**Instructions to follow:** For the listing below, give the number of lines in which "Inactividad" occurs. Add nothing.

**Supplied data:**
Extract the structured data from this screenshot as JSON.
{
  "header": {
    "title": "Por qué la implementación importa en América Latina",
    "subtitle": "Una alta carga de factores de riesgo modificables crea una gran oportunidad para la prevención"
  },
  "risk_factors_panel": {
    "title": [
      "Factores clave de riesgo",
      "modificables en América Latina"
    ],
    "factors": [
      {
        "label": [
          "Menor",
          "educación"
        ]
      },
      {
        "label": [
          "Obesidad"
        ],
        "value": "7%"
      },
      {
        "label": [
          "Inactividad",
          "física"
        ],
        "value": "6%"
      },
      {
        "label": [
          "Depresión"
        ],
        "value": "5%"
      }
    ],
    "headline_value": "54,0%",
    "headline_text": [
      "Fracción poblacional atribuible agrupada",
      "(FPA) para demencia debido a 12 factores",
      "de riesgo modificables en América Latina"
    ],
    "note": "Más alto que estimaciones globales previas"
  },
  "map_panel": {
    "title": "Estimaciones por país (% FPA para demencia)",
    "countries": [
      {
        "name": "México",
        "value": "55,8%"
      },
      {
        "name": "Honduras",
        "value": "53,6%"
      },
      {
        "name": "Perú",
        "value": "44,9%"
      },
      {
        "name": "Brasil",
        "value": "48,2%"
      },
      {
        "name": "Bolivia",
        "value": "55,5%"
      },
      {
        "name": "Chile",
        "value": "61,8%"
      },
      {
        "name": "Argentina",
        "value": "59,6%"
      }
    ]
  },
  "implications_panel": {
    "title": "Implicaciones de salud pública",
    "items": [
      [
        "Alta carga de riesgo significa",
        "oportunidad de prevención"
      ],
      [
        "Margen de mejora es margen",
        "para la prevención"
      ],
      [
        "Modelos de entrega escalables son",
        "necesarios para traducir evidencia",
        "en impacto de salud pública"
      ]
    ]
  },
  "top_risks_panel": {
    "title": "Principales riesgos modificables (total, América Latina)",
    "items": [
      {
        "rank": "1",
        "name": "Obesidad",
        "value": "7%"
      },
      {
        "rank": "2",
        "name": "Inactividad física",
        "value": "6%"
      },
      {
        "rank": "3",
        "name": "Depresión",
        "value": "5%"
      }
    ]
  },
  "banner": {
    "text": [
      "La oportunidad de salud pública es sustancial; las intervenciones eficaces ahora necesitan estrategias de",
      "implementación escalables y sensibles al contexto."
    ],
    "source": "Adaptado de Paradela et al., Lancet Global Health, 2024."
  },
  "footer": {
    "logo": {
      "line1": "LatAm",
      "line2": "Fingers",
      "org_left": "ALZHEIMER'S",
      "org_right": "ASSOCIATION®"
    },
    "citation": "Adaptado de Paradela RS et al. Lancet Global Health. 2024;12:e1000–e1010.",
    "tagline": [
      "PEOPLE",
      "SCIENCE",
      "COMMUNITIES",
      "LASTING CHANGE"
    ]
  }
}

**Written reply:** 2